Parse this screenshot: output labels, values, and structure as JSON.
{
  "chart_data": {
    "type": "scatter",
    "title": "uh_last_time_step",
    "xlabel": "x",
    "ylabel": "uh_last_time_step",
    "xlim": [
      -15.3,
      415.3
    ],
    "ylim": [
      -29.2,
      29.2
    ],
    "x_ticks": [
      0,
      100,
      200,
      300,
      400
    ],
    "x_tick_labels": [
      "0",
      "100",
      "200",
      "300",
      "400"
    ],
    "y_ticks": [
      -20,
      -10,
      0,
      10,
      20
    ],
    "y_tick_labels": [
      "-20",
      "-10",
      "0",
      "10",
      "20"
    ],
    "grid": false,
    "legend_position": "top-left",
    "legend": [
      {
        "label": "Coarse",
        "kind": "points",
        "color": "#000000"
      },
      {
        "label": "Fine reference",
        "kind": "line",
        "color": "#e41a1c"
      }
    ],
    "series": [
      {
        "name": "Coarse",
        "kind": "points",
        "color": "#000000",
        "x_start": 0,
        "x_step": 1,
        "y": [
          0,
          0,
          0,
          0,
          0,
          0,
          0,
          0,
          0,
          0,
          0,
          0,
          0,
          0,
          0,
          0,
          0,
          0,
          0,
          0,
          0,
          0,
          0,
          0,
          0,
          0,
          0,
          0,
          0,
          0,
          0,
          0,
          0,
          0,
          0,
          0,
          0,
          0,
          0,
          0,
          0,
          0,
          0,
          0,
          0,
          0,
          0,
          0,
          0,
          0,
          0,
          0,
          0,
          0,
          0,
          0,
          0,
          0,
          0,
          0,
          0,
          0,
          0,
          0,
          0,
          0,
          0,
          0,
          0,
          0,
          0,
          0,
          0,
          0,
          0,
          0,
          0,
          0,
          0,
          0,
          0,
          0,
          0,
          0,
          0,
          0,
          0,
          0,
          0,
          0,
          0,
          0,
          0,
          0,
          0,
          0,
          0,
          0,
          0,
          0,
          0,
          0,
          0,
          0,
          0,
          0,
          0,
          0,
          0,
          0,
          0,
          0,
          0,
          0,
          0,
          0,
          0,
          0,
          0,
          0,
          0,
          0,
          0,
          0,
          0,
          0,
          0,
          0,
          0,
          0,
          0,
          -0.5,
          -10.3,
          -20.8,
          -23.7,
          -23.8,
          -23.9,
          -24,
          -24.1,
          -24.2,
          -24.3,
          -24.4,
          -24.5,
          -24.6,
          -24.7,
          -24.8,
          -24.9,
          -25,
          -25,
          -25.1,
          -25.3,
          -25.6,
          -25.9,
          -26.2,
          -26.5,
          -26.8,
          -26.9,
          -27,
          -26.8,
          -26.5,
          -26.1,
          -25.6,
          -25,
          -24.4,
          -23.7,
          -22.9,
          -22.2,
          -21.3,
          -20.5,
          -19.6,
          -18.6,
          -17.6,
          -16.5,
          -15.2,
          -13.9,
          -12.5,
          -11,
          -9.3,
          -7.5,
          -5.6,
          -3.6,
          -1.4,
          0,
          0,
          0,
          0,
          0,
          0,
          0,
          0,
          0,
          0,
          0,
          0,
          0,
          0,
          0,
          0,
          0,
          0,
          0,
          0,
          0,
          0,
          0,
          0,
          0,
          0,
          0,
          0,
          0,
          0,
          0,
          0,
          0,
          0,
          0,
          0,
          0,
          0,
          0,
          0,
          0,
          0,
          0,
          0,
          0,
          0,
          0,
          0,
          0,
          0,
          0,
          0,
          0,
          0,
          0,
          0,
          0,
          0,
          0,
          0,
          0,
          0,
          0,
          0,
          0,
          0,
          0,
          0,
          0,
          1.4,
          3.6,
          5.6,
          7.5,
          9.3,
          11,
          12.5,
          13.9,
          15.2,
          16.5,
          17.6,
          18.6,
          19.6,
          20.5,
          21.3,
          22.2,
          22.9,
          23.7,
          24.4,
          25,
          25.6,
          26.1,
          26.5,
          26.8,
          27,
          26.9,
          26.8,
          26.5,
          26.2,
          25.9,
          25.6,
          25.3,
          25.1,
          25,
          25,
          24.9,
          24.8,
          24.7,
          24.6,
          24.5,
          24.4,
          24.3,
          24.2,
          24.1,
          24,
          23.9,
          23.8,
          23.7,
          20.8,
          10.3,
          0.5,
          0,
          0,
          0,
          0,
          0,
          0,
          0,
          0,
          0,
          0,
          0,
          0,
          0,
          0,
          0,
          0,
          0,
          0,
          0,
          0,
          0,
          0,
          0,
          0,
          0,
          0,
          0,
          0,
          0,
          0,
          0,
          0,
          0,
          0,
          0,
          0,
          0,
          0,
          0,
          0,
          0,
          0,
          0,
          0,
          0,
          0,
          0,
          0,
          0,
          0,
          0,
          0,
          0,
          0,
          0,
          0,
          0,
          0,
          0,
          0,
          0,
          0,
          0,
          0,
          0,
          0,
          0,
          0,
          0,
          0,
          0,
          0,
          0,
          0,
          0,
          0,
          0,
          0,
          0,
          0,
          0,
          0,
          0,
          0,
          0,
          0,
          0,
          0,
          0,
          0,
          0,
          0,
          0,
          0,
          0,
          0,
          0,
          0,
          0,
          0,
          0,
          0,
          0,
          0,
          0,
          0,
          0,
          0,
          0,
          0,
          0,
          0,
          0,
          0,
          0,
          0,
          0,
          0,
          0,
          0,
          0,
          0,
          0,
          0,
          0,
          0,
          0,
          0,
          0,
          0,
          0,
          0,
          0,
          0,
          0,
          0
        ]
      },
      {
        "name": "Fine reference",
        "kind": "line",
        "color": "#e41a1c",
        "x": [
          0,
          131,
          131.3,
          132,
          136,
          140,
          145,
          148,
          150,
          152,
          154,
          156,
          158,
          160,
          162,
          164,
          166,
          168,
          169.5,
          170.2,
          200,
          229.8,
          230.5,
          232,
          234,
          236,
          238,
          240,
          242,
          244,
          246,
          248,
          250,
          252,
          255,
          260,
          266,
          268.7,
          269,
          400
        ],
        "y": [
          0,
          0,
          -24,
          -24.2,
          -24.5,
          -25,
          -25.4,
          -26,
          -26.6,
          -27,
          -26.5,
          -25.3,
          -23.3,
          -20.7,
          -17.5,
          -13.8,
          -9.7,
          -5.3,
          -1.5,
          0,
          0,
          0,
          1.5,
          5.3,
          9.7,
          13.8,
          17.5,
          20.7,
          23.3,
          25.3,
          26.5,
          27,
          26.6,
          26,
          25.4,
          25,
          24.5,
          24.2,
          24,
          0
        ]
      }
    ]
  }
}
──────────────────────────────
_Given exercise_: All lines holding the word "color" should be picked out and copied.

_Task response_:
        "color": "#000000"
        "color": "#e41a1c"
        "color": "#000000",
        "color": "#e41a1c",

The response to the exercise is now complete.